#### [WHAT IS ASKED]
Print the entries in full, word for word, but not the pictures.
◆ ◆ ◆ ◆ ◆ ◆ ◆
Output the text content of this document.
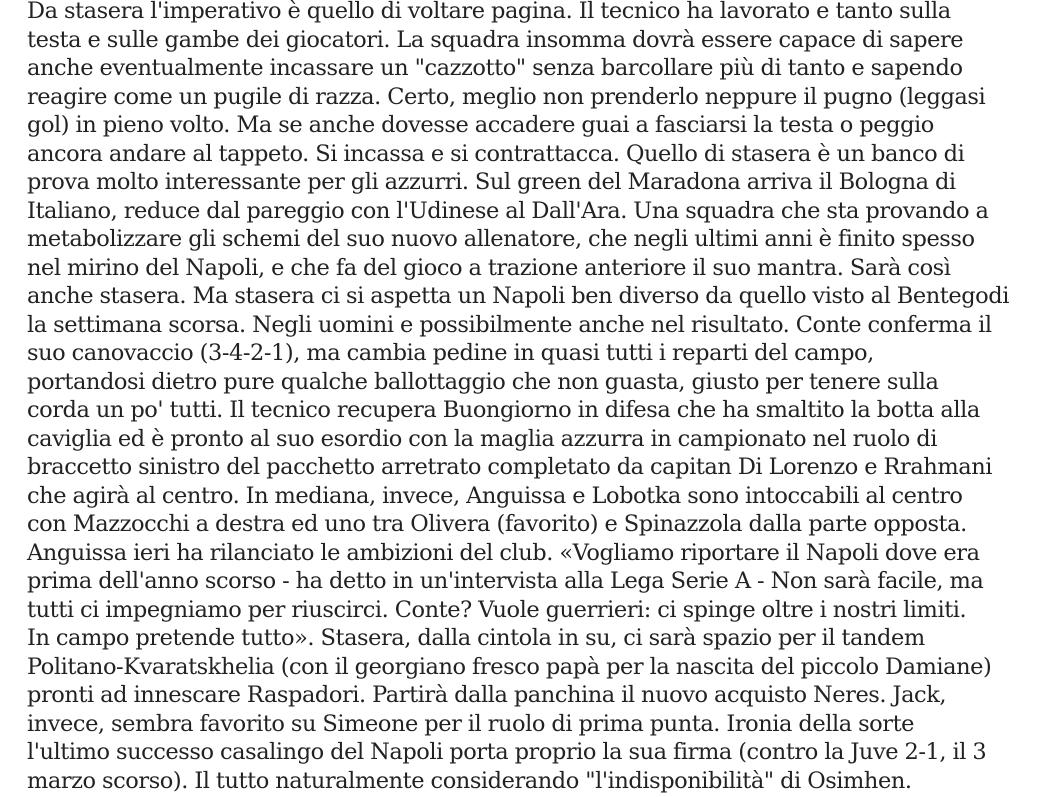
Da stasera l'imperativo è quello di voltare pagina. Il tecnico ha lavorato e tanto sulla
testa e sulle gambe dei giocatori. La squadra insomma dovrà essere capace di sapere
anche eventualmente incassare un "cazzotto" senza barcollare più di tanto e sapendo
reagire come un pugile di razza. Certo, meglio non prenderlo neppure il pugno (leggasi
gol) in pieno volto. Ma se anche dovesse accadere guai a fasciarsi la testa o peggio
ancora andare al tappeto. Si incassa e si contrattacca. Quello di stasera è un banco di
prova molto interessante per gli azzurri. Sul green del Maradona arriva il Bologna di
Italiano, reduce dal pareggio con l'Udinese al Dall'Ara. Una squadra che sta provando a
metabolizzare gli schemi del suo nuovo allenatore, che negli ultimi anni è finito spesso
nel mirino del Napoli, e che fa del gioco a trazione anteriore il suo mantra. Sarà così
anche stasera. Ma stasera ci si aspetta un Napoli ben diverso da quello visto al Bentegodi
la settimana scorsa. Negli uomini e possibilmente anche nel risultato. Conte conferma il
suo canovaccio (3-4-2-1), ma cambia pedine in quasi tutti i reparti del campo,
portandosi dietro pure qualche ballottaggio che non guasta, giusto per tenere sulla
corda un po' tutti. Il tecnico recupera Buongiorno in difesa che ha smaltito la botta alla
caviglia ed è pronto al suo esordio con la maglia azzurra in campionato nel ruolo di
braccetto sinistro del pacchetto arretrato completato da capitan Di Lorenzo e Rrahmani
che agirà al centro. In mediana, invece, Anguissa e Lobotka sono intoccabili al centro
con Mazzocchi a destra ed uno tra Olivera (favorito) e Spinazzola dalla parte opposta.
Anguissa ieri ha rilanciato le ambizioni del club. «Vogliamo riportare il Napoli dove era
prima dell'anno scorso - ha detto in un'intervista alla Lega Serie A - Non sarà facile, ma
tutti ci impegniamo per riuscirci. Conte? Vuole guerrieri: ci spinge oltre i nostri limiti.
In campo pretende tutto». Stasera, dalla cintola in su, ci sarà spazio per il tandem
Politano-Kvaratskhelia (con il georgiano fresco papà per la nascita del piccolo Damiane)
pronti ad innescare Raspadori. Partirà dalla panchina il nuovo acquisto Neres. Jack,
invece, sembra favorito su Simeone per il ruolo di prima punta. Ironia della sorte
l'ultimo successo casalingo del Napoli porta proprio la sua firma (contro la Juve 2-1, il 3
marzo scorso). Il tutto naturalmente considerando "l'indisponibilità" di Osimhen.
◆ ◆ ◆ ◆ ◆ ◆ ◆
#### [FINAL ANSWER]
Output the text content of this document.
Da stasera l'imperativo è quello di voltare pagina. Il tecnico ha lavorato e tanto sulla
testa e sulle gambe dei giocatori. La squadra insomma dovrà essere capace di sapere
anche eventualmente incassare un "cazzotto" senza barcollare più di tanto e sapendo
reagire come un pugile di razza. Certo, meglio non prenderlo neppure il pugno (leggasi
gol) in pieno volto. Ma se anche dovesse accadere guai a fasciarsi la testa o peggio
ancora andare al tappeto. Si incassa e si contrattacca. Quello di stasera è un banco di
prova molto interessante per gli azzurri. Sul green del Maradona arriva il Bologna di
Italiano, reduce dal pareggio con l'Udinese al Dall'Ara. Una squadra che sta provando a
metabolizzare gli schemi del suo nuovo allenatore, che negli ultimi anni è finito spesso
nel mirino del Napoli, e che fa del gioco a trazione anteriore il suo mantra. Sarà così
anche stasera. Ma stasera ci si aspetta un Napoli ben diverso da quello visto al Bentegodi
la settimana scorsa. Negli uomini e possibilmente anche nel risultato. Conte conferma il
suo canovaccio (3-4-2-1), ma cambia pedine in quasi tutti i reparti del campo,
portandosi dietro pure qualche ballottaggio che non guasta, giusto per tenere sulla
corda un po' tutti. Il tecnico recupera Buongiorno in difesa che ha smaltito la botta alla
caviglia ed è pronto al suo esordio con la maglia azzurra in campionato nel ruolo di
braccetto sinistro del pacchetto arretrato completato da capitan Di Lorenzo e Rrahmani
che agirà al centro. In mediana, invece, Anguissa e Lobotka sono intoccabili al centro
con Mazzocchi a destra ed uno tra Olivera (favorito) e Spinazzola dalla parte opposta.
Anguissa ieri ha rilanciato le ambizioni del club. «Vogliamo riportare il Napoli dove era
prima dell'anno scorso - ha detto in un'intervista alla Lega Serie A - Non sarà facile, ma
tutti ci impegniamo per riuscirci. Conte? Vuole guerrieri: ci spinge oltre i nostri limiti.
In campo pretende tutto». Stasera, dalla cintola in su, ci sarà spazio per il tandem
Politano-Kvaratskhelia (con il georgiano fresco papà per la nascita del piccolo Damiane)
pronti ad innescare Raspadori. Partirà dalla panchina il nuovo acquisto Neres. Jack,
invece, sembra favorito su Simeone per il ruolo di prima punta. Ironia della sorte
l'ultimo successo casalingo del Napoli porta proprio la sua firma (contro la Juve 2-1, il 3
marzo scorso). Il tutto naturalmente considerando "l'indisponibilità" di Osimhen.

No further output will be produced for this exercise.